**EXERCISE DIRECTIONS**
Write out each line of the listing as it stands, without the images.

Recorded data
==============================

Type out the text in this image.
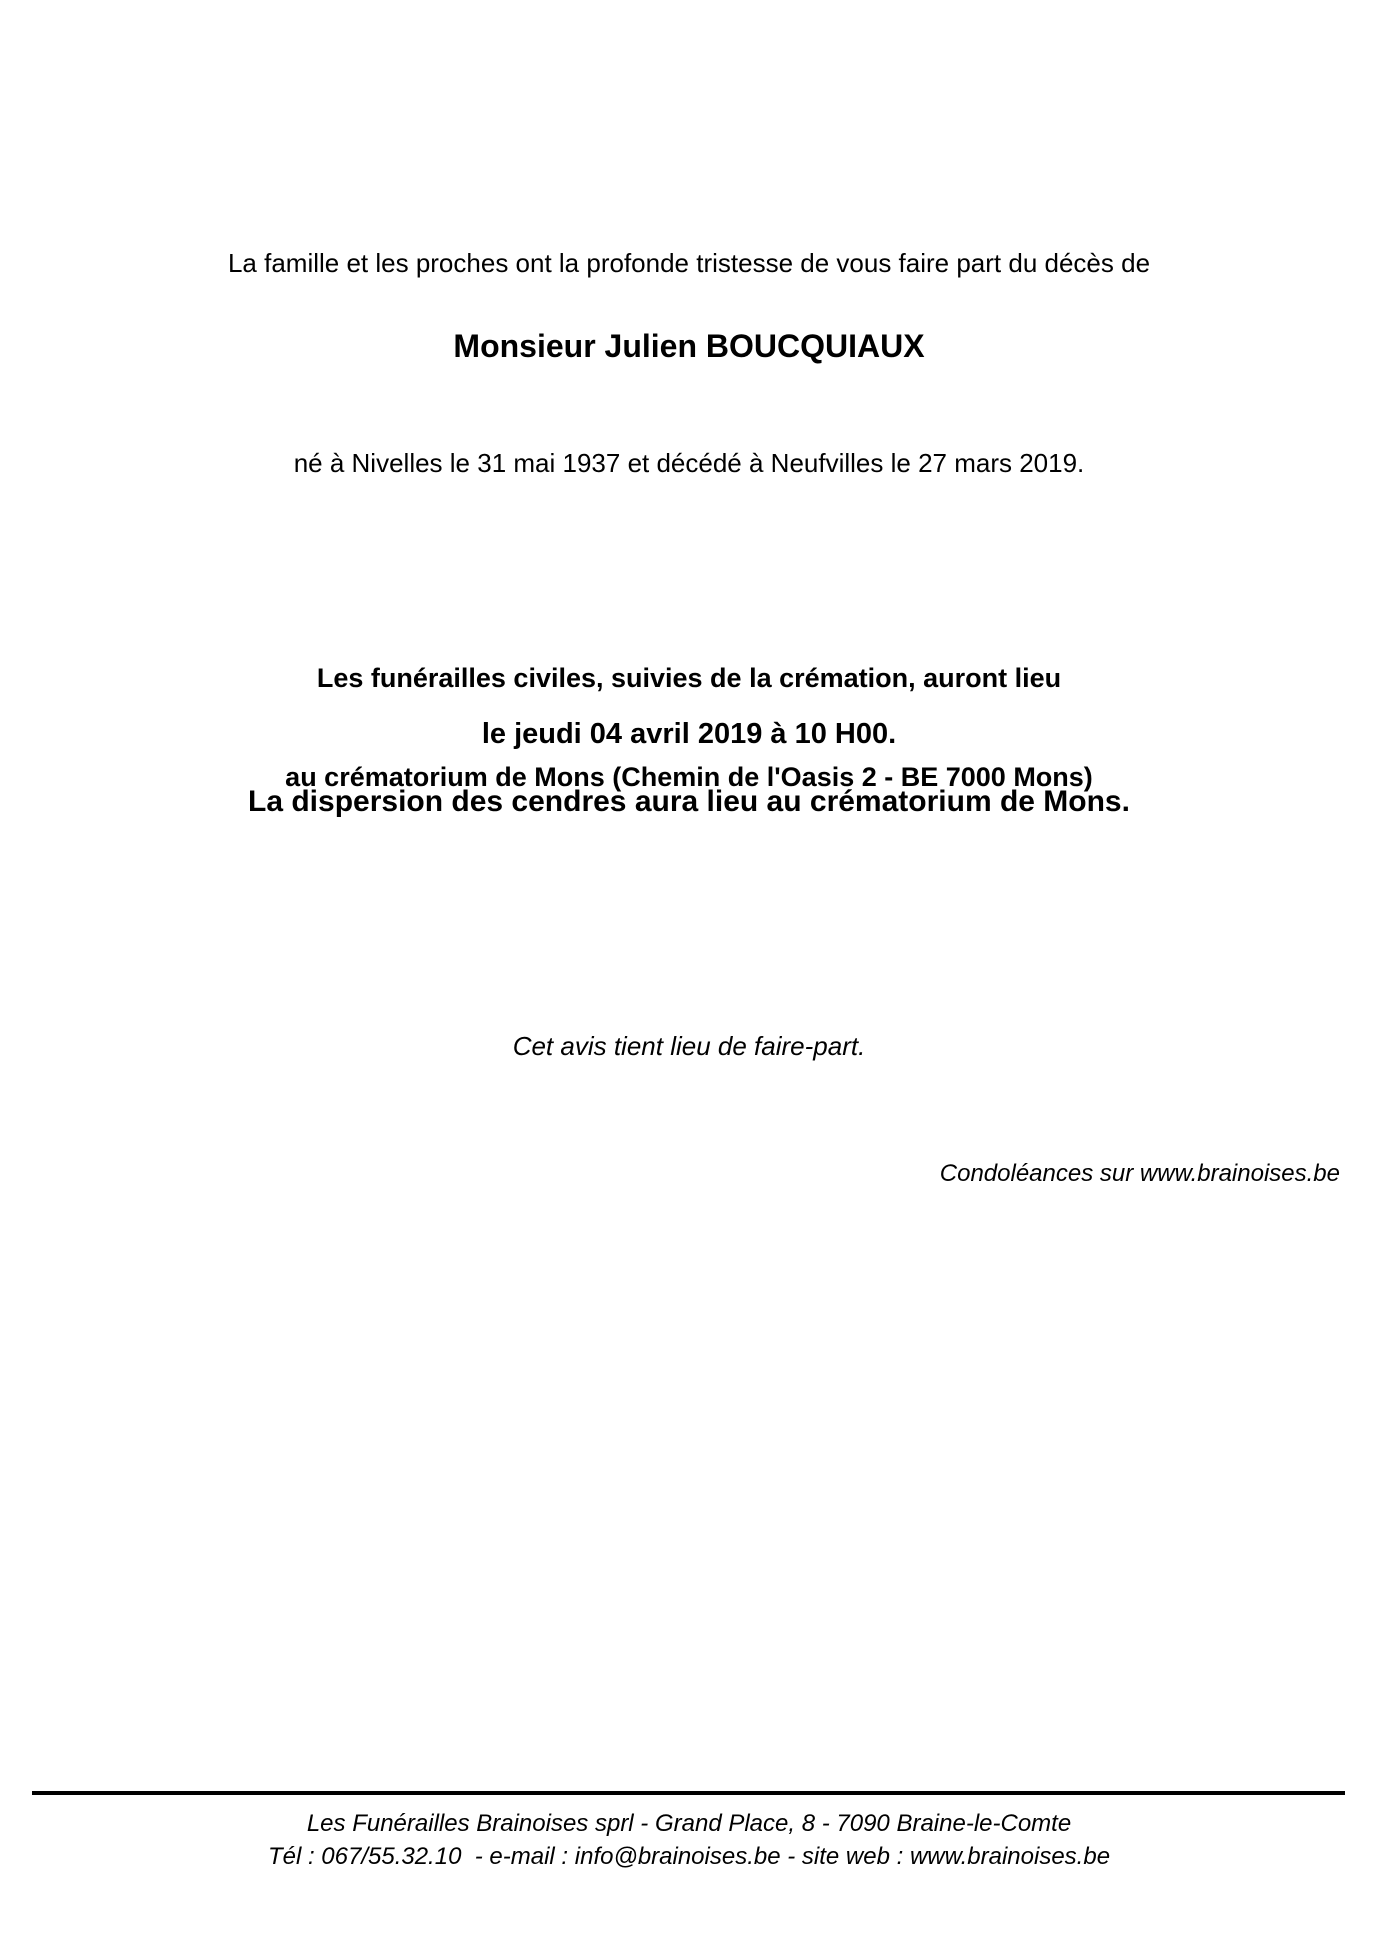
La famille et les proches ont la profonde tristesse de vous faire part du décès de
Monsieur Julien BOUCQUIAUX
né à Nivelles le 31 mai 1937 et décédé à Neufvilles le 27 mars 2019.

Les funérailles civiles, suivies de la crémation, auront lieu

au crématorium de Mons (Chemin de l'Oasis 2 - BE 7000 Mons)

le jeudi 04 avril 2019 à 10 H00.
La dispersion des cendres aura lieu au crématorium de Mons.
Cet avis tient lieu de faire-part.
Condoléances sur www.brainoises.be
Les Funérailles Brainoises sprl - Grand Place, 8 - 7090 Braine-le-Comte
Tél : 067/55.32.10  - e-mail : info@brainoises.be - site web : www.brainoises.be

==============================

**EXERCISE OUTPUT**
Type out the text in this image.
La famille et les proches ont la profonde tristesse de vous faire part du décès de
Monsieur Julien BOUCQUIAUX
né à Nivelles le 31 mai 1937 et décédé à Neufvilles le 27 mars 2019.

Les funérailles civiles, suivies de la crémation, auront lieu

au crématorium de Mons (Chemin de l'Oasis 2 - BE 7000 Mons)

le jeudi 04 avril 2019 à 10 H00.
La dispersion des cendres aura lieu au crématorium de Mons.
Cet avis tient lieu de faire-part.
Condoléances sur www.brainoises.be
Les Funérailles Brainoises sprl - Grand Place, 8 - 7090 Braine-le-Comte
Tél : 067/55.32.10  - e-mail : info@brainoises.be - site web : www.brainoises.be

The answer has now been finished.